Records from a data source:
★ ★ ★ ★ ★ ★ ★

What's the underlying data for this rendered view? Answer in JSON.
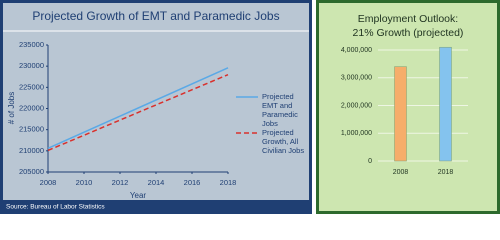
{
  "chart_data": [
    {
      "type": "line",
      "title": "Projected Growth of EMT and Paramedic Jobs",
      "x_label": "Year",
      "y_label": "# of Jobs",
      "source": "Source: Bureau of Labor Statistics",
      "x": [
        2008,
        2018
      ],
      "series": [
        {
          "name": "Projected EMT and Paramedic Jobs",
          "color": "#5aa9e6",
          "dashed": false,
          "values": [
            210600,
            229600
          ]
        },
        {
          "name": "Projected Growth, All Civilian Jobs",
          "color": "#d9302c",
          "dashed": true,
          "values": [
            210100,
            228000
          ]
        }
      ],
      "xlim": [
        2008,
        2018
      ],
      "xticks": [
        2008,
        2010,
        2012,
        2014,
        2016,
        2018
      ],
      "ylim": [
        205000,
        235000
      ],
      "yticks": [
        205000,
        210000,
        215000,
        220000,
        225000,
        230000,
        235000
      ],
      "grid": false
    },
    {
      "type": "bar",
      "title": "Employment Outlook: 21% Growth (projected)",
      "categories": [
        "2008",
        "2018"
      ],
      "values": [
        3400000,
        4100000
      ],
      "colors": [
        "#f6ad6a",
        "#84c3ee"
      ],
      "ylim": [
        0,
        4200000
      ],
      "yticks": [
        0,
        {
          "value": 1000000,
          "label": "1,000,000"
        },
        {
          "value": 2000000,
          "label": "2,000,000"
        },
        {
          "value": 3000000,
          "label": "3,000,000"
        },
        {
          "value": 4000000,
          "label": "4,000,000"
        }
      ],
      "grid": true
    }
  ]
}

★ ★ ★ ★ ★ ★ ★

**THE EXERCISE**
Extract the full listing exactly, with the pictures left out.

**THE COMPLETED TASK**
What's the underlying data for this rendered view? Answer in JSON.
{
  "chart_data": [
    {
      "type": "line",
      "title": "Projected Growth of EMT and Paramedic Jobs",
      "x_label": "Year",
      "y_label": "# of Jobs",
      "source": "Source: Bureau of Labor Statistics",
      "x": [
        2008,
        2018
      ],
      "series": [
        {
          "name": "Projected EMT and Paramedic Jobs",
          "color": "#5aa9e6",
          "dashed": false,
          "values": [
            210600,
            229600
          ]
        },
        {
          "name": "Projected Growth, All Civilian Jobs",
          "color": "#d9302c",
          "dashed": true,
          "values": [
            210100,
            228000
          ]
        }
      ],
      "xlim": [
        2008,
        2018
      ],
      "xticks": [
        2008,
        2010,
        2012,
        2014,
        2016,
        2018
      ],
      "ylim": [
        205000,
        235000
      ],
      "yticks": [
        205000,
        210000,
        215000,
        220000,
        225000,
        230000,
        235000
      ],
      "grid": false
    },
    {
      "type": "bar",
      "title": "Employment Outlook: 21% Growth (projected)",
      "categories": [
        "2008",
        "2018"
      ],
      "values": [
        3400000,
        4100000
      ],
      "colors": [
        "#f6ad6a",
        "#84c3ee"
      ],
      "ylim": [
        0,
        4200000
      ],
      "yticks": [
        0,
        {
          "value": 1000000,
          "label": "1,000,000"
        },
        {
          "value": 2000000,
          "label": "2,000,000"
        },
        {
          "value": 3000000,
          "label": "3,000,000"
        },
        {
          "value": 4000000,
          "label": "4,000,000"
        }
      ],
      "grid": true
    }
  ]
}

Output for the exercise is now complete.